TASK INSTRUCTIONS -> Copy out every line exactly, passing over the pictures.

__________________________________________________

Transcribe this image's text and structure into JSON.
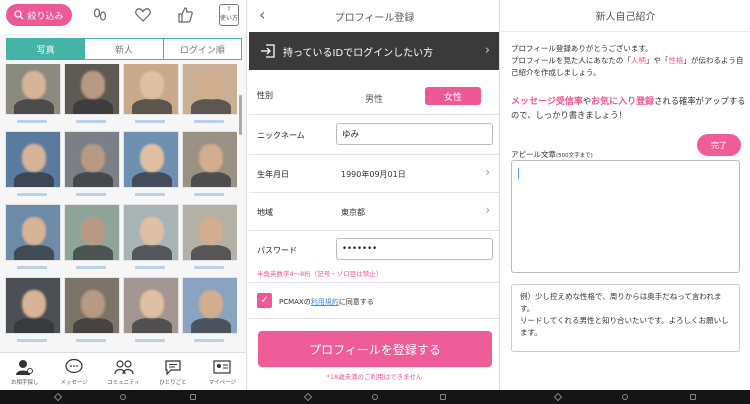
{
  "panel1": {
    "filter_label": "絞り込み",
    "help_label": "?\n使い方",
    "tabs": [
      "写真",
      "新人",
      "ログイン順"
    ],
    "active_tab": "写真",
    "bottom_nav": [
      "お相手探し",
      "メッセージ",
      "コミュニティ",
      "ひとりごと",
      "マイページ"
    ],
    "accent_color": "#ef5896",
    "tab_color": "#46b3a7"
  },
  "panel2": {
    "title": "プロフィール登録",
    "id_login": "持っているIDでログインしたい方",
    "gender_label": "性別",
    "gender_male": "男性",
    "gender_female": "女性",
    "selected_gender": "女性",
    "nickname_label": "ニックネーム",
    "nickname_value": "ゆみ",
    "birthday_label": "生年月日",
    "birthday_value": "1990年09月01日",
    "region_label": "地域",
    "region_value": "東京都",
    "password_label": "パスワード",
    "password_value": "•••••••",
    "password_hint": "半角英数字4～8桁（記号・ゾロ目は禁止）",
    "agree_prefix": "PCMAXの",
    "agree_link": "利用規約",
    "agree_suffix": "に同意する",
    "agree_checked": true,
    "register_button": "プロフィールを登録する",
    "age_notice": "*18歳未満のご利用はできません"
  },
  "panel3": {
    "title": "新人自己紹介",
    "intro_1": "プロフィール登録ありがとうございます。",
    "intro_2a": "プロフィールを見た人にあなたの「",
    "kw_personality": "人柄",
    "intro_2b": "」や「",
    "kw_character": "性格",
    "intro_2c": "」が伝わるよう自己紹介を作成しましょう。",
    "emph_1": "メッセージ受信率",
    "emph_join": "や",
    "emph_2": "お気に入り登録",
    "emph_rest": "される確率がアップするので、しっかり書きましょう！",
    "appeal_label": "アピール文章",
    "appeal_note": "(500文字まで)",
    "done_button": "完了",
    "example_text": "例）少し控えめな性格で、周りからは奥手だねって言われます。\nリードしてくれる男性と知り合いたいです。よろしくお願いします。"
  }
}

__________________________________________________

EXERCISE RESULT ->
Transcribe this image's text and structure into JSON.
{
  "panel1": {
    "filter_label": "絞り込み",
    "help_label": "?\n使い方",
    "tabs": [
      "写真",
      "新人",
      "ログイン順"
    ],
    "active_tab": "写真",
    "bottom_nav": [
      "お相手探し",
      "メッセージ",
      "コミュニティ",
      "ひとりごと",
      "マイページ"
    ],
    "accent_color": "#ef5896",
    "tab_color": "#46b3a7"
  },
  "panel2": {
    "title": "プロフィール登録",
    "id_login": "持っているIDでログインしたい方",
    "gender_label": "性別",
    "gender_male": "男性",
    "gender_female": "女性",
    "selected_gender": "女性",
    "nickname_label": "ニックネーム",
    "nickname_value": "ゆみ",
    "birthday_label": "生年月日",
    "birthday_value": "1990年09月01日",
    "region_label": "地域",
    "region_value": "東京都",
    "password_label": "パスワード",
    "password_value": "•••••••",
    "password_hint": "半角英数字4～8桁（記号・ゾロ目は禁止）",
    "agree_prefix": "PCMAXの",
    "agree_link": "利用規約",
    "agree_suffix": "に同意する",
    "agree_checked": true,
    "register_button": "プロフィールを登録する",
    "age_notice": "*18歳未満のご利用はできません"
  },
  "panel3": {
    "title": "新人自己紹介",
    "intro_1": "プロフィール登録ありがとうございます。",
    "intro_2a": "プロフィールを見た人にあなたの「",
    "kw_personality": "人柄",
    "intro_2b": "」や「",
    "kw_character": "性格",
    "intro_2c": "」が伝わるよう自己紹介を作成しましょう。",
    "emph_1": "メッセージ受信率",
    "emph_join": "や",
    "emph_2": "お気に入り登録",
    "emph_rest": "される確率がアップするので、しっかり書きましょう！",
    "appeal_label": "アピール文章",
    "appeal_note": "(500文字まで)",
    "done_button": "完了",
    "example_text": "例）少し控えめな性格で、周りからは奥手だねって言われます。\nリードしてくれる男性と知り合いたいです。よろしくお願いします。"
  }
}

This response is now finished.